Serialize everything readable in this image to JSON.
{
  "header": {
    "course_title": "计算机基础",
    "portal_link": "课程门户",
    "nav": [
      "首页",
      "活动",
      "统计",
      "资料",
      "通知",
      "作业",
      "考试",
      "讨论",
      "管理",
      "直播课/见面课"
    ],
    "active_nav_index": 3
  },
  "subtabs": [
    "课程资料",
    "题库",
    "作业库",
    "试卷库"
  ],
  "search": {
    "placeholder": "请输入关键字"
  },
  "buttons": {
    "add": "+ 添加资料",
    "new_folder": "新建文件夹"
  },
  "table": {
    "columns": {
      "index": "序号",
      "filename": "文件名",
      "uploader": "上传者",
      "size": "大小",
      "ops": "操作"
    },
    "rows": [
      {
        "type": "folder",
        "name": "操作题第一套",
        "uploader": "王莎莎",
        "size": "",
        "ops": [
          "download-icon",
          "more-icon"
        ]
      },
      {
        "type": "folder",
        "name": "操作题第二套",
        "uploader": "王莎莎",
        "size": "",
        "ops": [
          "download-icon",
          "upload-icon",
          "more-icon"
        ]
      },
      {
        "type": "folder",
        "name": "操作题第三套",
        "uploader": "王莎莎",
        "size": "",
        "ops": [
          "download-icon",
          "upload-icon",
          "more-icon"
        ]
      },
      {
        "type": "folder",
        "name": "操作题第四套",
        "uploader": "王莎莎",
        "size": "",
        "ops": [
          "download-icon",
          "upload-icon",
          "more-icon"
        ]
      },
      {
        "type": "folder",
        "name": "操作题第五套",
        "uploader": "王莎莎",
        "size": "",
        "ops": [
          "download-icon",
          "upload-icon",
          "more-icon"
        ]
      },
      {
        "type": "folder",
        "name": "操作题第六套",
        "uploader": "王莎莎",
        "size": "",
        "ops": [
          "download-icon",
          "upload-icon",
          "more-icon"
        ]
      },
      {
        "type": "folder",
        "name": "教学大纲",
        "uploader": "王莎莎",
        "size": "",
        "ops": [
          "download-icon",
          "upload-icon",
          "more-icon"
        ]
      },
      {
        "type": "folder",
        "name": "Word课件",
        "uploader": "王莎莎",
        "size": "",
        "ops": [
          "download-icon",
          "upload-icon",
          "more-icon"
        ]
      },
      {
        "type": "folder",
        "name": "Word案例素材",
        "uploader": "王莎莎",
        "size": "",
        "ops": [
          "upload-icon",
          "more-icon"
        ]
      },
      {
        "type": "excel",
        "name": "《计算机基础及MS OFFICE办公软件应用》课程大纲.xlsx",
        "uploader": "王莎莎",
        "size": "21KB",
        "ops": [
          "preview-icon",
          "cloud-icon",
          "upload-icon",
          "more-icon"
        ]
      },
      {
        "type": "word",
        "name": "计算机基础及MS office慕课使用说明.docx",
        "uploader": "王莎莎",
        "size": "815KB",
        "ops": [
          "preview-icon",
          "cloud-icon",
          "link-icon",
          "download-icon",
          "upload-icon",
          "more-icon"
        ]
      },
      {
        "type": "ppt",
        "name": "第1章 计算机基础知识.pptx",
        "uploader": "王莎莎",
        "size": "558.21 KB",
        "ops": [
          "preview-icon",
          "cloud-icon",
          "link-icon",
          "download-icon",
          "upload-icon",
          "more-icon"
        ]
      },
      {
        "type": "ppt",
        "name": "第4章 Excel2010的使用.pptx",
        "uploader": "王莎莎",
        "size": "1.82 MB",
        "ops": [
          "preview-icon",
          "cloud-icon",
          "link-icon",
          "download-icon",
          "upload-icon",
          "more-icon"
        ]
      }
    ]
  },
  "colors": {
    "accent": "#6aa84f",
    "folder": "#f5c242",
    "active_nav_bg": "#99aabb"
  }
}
* * *
Extract, from the material above, each line holding the word "计算机基础及MS".

        "name": "《计算机基础及MS OFFICE办公软件应用》课程大纲.xlsx",
        "name": "计算机基础及MS office慕课使用说明.docx",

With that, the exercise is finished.